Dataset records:
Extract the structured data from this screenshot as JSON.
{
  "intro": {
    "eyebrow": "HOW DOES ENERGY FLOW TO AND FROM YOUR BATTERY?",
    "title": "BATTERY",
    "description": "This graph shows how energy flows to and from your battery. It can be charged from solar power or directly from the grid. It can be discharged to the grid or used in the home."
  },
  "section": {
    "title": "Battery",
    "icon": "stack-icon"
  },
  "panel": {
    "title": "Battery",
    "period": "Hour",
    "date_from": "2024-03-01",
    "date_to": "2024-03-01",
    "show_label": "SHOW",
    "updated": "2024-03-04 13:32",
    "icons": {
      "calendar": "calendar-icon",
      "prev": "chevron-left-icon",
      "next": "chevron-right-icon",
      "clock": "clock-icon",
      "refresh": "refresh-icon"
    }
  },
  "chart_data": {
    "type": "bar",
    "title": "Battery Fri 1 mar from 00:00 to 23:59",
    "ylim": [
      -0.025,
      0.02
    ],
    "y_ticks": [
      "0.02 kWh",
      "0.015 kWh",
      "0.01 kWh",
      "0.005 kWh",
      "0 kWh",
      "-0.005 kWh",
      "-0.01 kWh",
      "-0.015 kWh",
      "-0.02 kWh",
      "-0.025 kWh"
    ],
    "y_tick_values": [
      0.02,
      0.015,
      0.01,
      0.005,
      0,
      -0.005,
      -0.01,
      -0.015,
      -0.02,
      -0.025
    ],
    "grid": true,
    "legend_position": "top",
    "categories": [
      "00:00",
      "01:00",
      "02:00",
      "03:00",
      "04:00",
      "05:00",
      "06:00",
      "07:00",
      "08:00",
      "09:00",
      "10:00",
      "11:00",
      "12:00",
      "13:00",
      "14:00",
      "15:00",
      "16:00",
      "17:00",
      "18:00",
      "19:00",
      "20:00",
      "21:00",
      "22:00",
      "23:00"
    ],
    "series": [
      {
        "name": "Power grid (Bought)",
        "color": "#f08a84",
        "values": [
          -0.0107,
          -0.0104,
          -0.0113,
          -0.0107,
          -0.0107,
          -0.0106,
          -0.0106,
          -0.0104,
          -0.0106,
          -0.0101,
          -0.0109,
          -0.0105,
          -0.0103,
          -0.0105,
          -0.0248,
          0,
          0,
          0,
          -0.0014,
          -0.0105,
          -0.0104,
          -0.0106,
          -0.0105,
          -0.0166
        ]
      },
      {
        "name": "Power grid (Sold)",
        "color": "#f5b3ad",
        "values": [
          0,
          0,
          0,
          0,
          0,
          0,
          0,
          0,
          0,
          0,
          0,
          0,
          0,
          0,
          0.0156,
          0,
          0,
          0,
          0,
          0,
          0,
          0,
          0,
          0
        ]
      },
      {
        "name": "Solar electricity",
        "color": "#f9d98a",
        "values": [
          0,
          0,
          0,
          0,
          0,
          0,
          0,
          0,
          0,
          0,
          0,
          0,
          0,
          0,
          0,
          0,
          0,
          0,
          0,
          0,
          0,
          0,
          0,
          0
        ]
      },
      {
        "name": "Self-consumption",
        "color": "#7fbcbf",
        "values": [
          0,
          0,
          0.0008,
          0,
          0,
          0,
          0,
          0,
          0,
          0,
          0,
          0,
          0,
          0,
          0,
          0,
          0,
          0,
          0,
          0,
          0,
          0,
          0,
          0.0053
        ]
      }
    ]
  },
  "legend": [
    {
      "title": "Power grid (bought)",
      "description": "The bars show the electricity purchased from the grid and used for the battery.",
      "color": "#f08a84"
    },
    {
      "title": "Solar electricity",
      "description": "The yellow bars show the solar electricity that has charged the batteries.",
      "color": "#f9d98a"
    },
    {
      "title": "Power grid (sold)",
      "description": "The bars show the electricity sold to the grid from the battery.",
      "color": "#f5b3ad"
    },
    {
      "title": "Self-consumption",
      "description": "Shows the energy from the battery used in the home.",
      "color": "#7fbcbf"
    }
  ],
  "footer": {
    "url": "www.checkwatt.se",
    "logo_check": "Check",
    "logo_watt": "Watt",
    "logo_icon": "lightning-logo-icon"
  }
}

#### Your objective:
Select the lines from the entries that include the word "Self".

#### The answer:
        "name": "Self-consumption",
      "title": "Self-consumption",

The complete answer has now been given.